Activity
Could you reproduce every entry as it stands, leaving the pictures behind?

Recorded data
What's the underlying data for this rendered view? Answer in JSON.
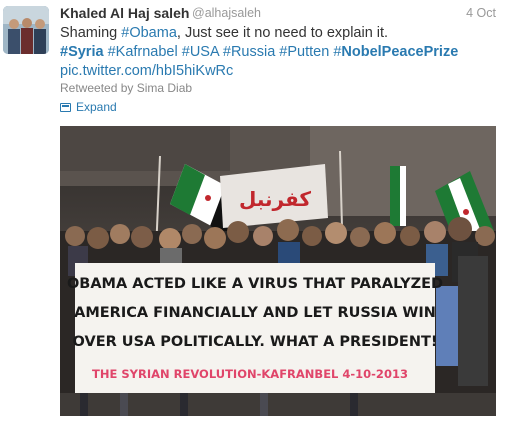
{
  "tweet": {
    "fullname": "Khaled Al Haj saleh",
    "username": "@alhajsaleh",
    "time": "4 Oct",
    "text_part1": "Shaming ",
    "tag_obama": "#Obama",
    "text_part2": ", Just see it no need to explain it.",
    "tag_syria": "#Syria",
    "tag_kafrnabel": "#Kafrnabel",
    "tag_usa": "#USA",
    "tag_russia": "#Russia",
    "tag_putten": "#Putten",
    "tag_nobel_hash": "#",
    "tag_nobel_word": "NobelPeacePrize",
    "link": "pic.twitter.com/hbI5hiKwRc",
    "retweeted_by": "Retweeted by Sima Diab",
    "expand_label": "Expand"
  },
  "photo": {
    "banner_line1": "OBAMA ACTED LIKE A VIRUS THAT PARALYZED",
    "banner_line2": "AMERICA FINANCIALLY AND LET RUSSIA WIN",
    "banner_line3": "OVER USA POLITICALLY. WHAT A PRESIDENT!",
    "banner_footer": "THE SYRIAN REVOLUTION-KAFRANBEL 4-10-2013",
    "top_sign": "كفرنبل"
  },
  "colors": {
    "link": "#2a7ab0",
    "name": "#333333",
    "meta": "#999999",
    "banner_ink": "#1a1a1a",
    "banner_footer_ink": "#e0456a"
  }
}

Result of this exercise
What's the underlying data for this rendered view? Answer in JSON.
{
  "tweet": {
    "fullname": "Khaled Al Haj saleh",
    "username": "@alhajsaleh",
    "time": "4 Oct",
    "text_part1": "Shaming ",
    "tag_obama": "#Obama",
    "text_part2": ", Just see it no need to explain it.",
    "tag_syria": "#Syria",
    "tag_kafrnabel": "#Kafrnabel",
    "tag_usa": "#USA",
    "tag_russia": "#Russia",
    "tag_putten": "#Putten",
    "tag_nobel_hash": "#",
    "tag_nobel_word": "NobelPeacePrize",
    "link": "pic.twitter.com/hbI5hiKwRc",
    "retweeted_by": "Retweeted by Sima Diab",
    "expand_label": "Expand"
  },
  "photo": {
    "banner_line1": "OBAMA ACTED LIKE A VIRUS THAT PARALYZED",
    "banner_line2": "AMERICA FINANCIALLY AND LET RUSSIA WIN",
    "banner_line3": "OVER USA POLITICALLY. WHAT A PRESIDENT!",
    "banner_footer": "THE SYRIAN REVOLUTION-KAFRANBEL 4-10-2013",
    "top_sign": "كفرنبل"
  },
  "colors": {
    "link": "#2a7ab0",
    "name": "#333333",
    "meta": "#999999",
    "banner_ink": "#1a1a1a",
    "banner_footer_ink": "#e0456a"
  }
}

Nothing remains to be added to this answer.